◆ Aim: Locate each line holding the string "name" and copy it.

Stored entries:
>> begin

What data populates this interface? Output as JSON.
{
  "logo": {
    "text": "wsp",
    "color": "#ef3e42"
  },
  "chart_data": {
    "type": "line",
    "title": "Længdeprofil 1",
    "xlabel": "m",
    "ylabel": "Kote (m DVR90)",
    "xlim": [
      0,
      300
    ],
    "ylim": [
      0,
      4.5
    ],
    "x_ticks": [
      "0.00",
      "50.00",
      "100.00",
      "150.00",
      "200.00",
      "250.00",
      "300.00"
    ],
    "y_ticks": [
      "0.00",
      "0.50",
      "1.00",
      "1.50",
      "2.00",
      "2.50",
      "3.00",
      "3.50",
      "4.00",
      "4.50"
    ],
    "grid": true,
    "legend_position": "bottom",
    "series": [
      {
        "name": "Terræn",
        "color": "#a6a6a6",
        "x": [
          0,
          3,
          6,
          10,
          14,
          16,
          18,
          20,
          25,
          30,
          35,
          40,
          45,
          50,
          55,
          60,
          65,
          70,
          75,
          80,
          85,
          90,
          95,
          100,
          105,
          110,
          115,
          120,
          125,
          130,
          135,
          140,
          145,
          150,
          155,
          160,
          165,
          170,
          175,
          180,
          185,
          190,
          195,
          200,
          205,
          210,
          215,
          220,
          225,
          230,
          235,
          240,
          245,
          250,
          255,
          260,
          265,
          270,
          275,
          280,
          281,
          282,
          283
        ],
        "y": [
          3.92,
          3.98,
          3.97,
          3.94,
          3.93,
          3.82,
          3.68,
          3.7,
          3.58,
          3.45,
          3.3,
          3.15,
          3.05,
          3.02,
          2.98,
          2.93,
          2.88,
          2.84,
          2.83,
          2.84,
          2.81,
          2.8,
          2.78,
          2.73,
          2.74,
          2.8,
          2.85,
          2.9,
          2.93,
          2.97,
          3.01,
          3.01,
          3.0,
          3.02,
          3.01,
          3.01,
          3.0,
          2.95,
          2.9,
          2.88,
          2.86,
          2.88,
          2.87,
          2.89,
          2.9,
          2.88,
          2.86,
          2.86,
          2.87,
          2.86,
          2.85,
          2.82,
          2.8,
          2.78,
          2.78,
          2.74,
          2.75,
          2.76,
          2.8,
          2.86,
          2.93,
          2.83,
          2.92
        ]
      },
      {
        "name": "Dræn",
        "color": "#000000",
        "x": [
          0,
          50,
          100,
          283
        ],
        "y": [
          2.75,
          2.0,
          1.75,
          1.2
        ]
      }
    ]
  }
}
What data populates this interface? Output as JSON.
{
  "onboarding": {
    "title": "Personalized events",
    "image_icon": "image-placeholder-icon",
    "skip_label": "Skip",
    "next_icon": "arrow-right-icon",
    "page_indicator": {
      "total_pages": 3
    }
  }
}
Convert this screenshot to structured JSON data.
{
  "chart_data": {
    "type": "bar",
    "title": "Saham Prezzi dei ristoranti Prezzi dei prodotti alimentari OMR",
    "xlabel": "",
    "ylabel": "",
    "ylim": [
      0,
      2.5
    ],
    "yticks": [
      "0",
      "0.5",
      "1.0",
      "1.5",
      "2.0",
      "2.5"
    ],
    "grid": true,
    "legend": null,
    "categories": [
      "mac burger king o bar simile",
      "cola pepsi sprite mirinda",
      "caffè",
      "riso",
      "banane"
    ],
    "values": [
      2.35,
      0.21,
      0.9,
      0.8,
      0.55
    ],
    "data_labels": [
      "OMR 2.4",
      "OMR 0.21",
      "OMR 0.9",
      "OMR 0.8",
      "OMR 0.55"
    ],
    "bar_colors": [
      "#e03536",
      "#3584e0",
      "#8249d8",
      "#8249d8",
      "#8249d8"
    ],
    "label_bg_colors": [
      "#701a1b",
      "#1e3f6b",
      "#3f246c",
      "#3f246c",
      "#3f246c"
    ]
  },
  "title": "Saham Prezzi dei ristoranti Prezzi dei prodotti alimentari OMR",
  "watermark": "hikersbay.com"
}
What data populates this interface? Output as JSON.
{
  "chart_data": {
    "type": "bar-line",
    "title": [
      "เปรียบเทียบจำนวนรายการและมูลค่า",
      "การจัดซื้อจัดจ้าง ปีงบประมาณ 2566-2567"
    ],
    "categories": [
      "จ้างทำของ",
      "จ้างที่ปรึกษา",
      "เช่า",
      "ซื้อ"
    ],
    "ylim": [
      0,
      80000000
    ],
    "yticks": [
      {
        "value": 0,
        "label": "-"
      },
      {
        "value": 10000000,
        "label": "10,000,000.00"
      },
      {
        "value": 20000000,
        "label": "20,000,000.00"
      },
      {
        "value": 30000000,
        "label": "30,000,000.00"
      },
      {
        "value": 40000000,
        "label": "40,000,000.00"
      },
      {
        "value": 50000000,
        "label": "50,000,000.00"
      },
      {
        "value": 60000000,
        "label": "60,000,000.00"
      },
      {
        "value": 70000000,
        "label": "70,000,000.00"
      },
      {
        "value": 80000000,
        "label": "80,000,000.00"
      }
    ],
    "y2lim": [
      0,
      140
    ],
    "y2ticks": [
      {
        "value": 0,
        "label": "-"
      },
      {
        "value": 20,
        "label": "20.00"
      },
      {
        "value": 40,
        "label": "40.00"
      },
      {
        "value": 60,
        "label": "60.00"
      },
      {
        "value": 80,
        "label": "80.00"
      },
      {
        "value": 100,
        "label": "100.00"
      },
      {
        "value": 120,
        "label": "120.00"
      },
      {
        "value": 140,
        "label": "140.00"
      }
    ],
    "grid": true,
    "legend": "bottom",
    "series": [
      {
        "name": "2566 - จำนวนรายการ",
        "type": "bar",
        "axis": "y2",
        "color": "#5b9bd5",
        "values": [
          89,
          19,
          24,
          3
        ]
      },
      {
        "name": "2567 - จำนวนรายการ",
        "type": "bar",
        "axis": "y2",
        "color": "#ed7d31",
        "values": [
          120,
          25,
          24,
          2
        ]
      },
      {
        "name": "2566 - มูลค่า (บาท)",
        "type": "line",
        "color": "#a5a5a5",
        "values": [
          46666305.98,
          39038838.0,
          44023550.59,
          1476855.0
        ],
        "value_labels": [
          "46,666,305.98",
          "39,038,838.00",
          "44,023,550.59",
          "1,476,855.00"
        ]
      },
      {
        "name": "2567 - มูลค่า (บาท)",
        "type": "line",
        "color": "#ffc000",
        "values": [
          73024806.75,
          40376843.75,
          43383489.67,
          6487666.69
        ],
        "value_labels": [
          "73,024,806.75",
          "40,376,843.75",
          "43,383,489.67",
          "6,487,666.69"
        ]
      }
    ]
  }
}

>> end

◆ Exercise solution:
        "name": "Terræn",
        "name": "Dræn",
        "name": "2566 - จำนวนรายการ",
        "name": "2567 - จำนวนรายการ",
        "name": "2566 - มูลค่า (บาท)",
        "name": "2567 - มูลค่า (บาท)",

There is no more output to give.